**WHAT YOU ARE ASKED TO DO:** Leave out the pictures and transcribe everything else exactly.

**DATASET ROWS:**
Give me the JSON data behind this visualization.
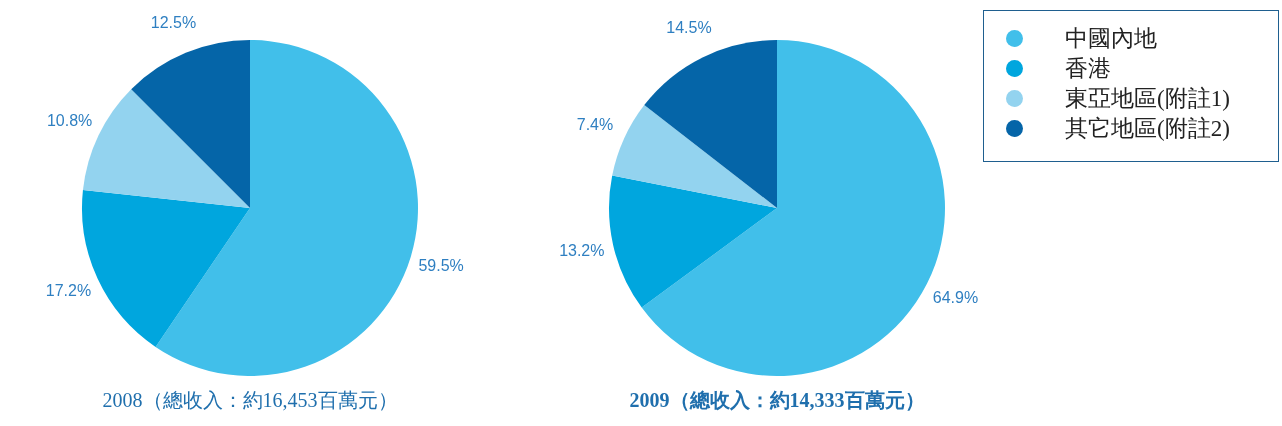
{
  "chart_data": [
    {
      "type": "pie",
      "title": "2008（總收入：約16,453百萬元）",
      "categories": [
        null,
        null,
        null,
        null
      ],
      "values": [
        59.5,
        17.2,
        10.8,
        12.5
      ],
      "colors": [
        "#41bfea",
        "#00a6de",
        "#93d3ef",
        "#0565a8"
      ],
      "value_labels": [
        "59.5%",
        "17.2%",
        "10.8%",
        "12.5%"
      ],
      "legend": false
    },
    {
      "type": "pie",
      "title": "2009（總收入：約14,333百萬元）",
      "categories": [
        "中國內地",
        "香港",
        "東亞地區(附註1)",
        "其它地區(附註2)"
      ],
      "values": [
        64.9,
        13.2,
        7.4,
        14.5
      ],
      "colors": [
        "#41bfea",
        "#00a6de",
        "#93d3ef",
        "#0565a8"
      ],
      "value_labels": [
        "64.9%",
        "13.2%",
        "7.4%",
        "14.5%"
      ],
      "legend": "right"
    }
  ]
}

**EXERCISE ANSWER:**
Give me the JSON data behind this visualization.
{
  "chart_data": [
    {
      "type": "pie",
      "title": "2008（總收入：約16,453百萬元）",
      "categories": [
        null,
        null,
        null,
        null
      ],
      "values": [
        59.5,
        17.2,
        10.8,
        12.5
      ],
      "colors": [
        "#41bfea",
        "#00a6de",
        "#93d3ef",
        "#0565a8"
      ],
      "value_labels": [
        "59.5%",
        "17.2%",
        "10.8%",
        "12.5%"
      ],
      "legend": false
    },
    {
      "type": "pie",
      "title": "2009（總收入：約14,333百萬元）",
      "categories": [
        "中國內地",
        "香港",
        "東亞地區(附註1)",
        "其它地區(附註2)"
      ],
      "values": [
        64.9,
        13.2,
        7.4,
        14.5
      ],
      "colors": [
        "#41bfea",
        "#00a6de",
        "#93d3ef",
        "#0565a8"
      ],
      "value_labels": [
        "64.9%",
        "13.2%",
        "7.4%",
        "14.5%"
      ],
      "legend": "right"
    }
  ]
}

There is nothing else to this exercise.